** start of Material for this task **

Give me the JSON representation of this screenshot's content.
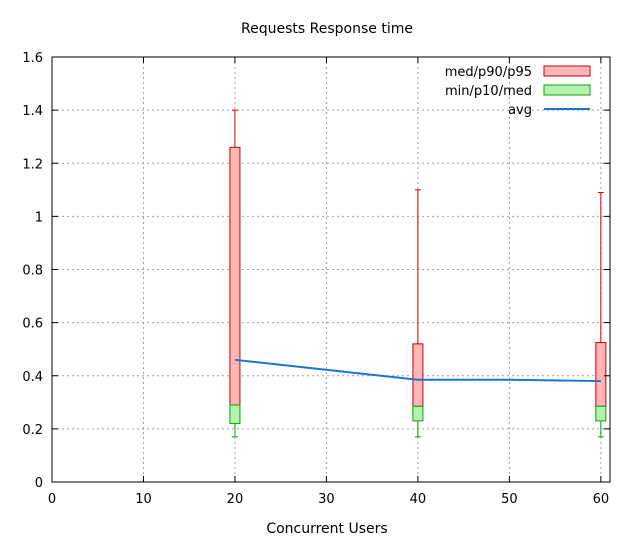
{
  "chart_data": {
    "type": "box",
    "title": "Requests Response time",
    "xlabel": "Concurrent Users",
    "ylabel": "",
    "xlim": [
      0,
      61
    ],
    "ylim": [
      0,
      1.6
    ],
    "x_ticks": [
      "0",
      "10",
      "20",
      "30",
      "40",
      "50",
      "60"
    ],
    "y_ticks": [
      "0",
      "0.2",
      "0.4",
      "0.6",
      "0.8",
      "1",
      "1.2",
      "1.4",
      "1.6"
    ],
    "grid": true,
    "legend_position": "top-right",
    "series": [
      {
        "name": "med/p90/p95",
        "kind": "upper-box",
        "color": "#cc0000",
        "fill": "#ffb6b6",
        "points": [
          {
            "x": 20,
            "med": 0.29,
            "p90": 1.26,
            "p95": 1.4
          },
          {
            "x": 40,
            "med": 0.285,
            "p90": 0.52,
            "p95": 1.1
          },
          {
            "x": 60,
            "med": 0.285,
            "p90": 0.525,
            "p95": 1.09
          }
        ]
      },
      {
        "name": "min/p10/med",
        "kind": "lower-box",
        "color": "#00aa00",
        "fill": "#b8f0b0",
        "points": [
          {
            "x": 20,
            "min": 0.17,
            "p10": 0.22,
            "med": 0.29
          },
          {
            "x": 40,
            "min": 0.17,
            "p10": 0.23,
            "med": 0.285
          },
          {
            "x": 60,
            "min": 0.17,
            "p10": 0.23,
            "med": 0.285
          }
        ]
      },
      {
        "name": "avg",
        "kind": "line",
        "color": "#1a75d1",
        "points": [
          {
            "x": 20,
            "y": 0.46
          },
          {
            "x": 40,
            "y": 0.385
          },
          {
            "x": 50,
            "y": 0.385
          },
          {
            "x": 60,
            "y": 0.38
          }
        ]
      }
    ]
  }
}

** end of Material for this task **

Exercise brief: Without including any pictures, print all of the material exactly as given.

Complete answer:
Give me the JSON representation of this screenshot's content.
{
  "chart_data": {
    "type": "box",
    "title": "Requests Response time",
    "xlabel": "Concurrent Users",
    "ylabel": "",
    "xlim": [
      0,
      61
    ],
    "ylim": [
      0,
      1.6
    ],
    "x_ticks": [
      "0",
      "10",
      "20",
      "30",
      "40",
      "50",
      "60"
    ],
    "y_ticks": [
      "0",
      "0.2",
      "0.4",
      "0.6",
      "0.8",
      "1",
      "1.2",
      "1.4",
      "1.6"
    ],
    "grid": true,
    "legend_position": "top-right",
    "series": [
      {
        "name": "med/p90/p95",
        "kind": "upper-box",
        "color": "#cc0000",
        "fill": "#ffb6b6",
        "points": [
          {
            "x": 20,
            "med": 0.29,
            "p90": 1.26,
            "p95": 1.4
          },
          {
            "x": 40,
            "med": 0.285,
            "p90": 0.52,
            "p95": 1.1
          },
          {
            "x": 60,
            "med": 0.285,
            "p90": 0.525,
            "p95": 1.09
          }
        ]
      },
      {
        "name": "min/p10/med",
        "kind": "lower-box",
        "color": "#00aa00",
        "fill": "#b8f0b0",
        "points": [
          {
            "x": 20,
            "min": 0.17,
            "p10": 0.22,
            "med": 0.29
          },
          {
            "x": 40,
            "min": 0.17,
            "p10": 0.23,
            "med": 0.285
          },
          {
            "x": 60,
            "min": 0.17,
            "p10": 0.23,
            "med": 0.285
          }
        ]
      },
      {
        "name": "avg",
        "kind": "line",
        "color": "#1a75d1",
        "points": [
          {
            "x": 20,
            "y": 0.46
          },
          {
            "x": 40,
            "y": 0.385
          },
          {
            "x": 50,
            "y": 0.385
          },
          {
            "x": 60,
            "y": 0.38
          }
        ]
      }
    ]
  }
}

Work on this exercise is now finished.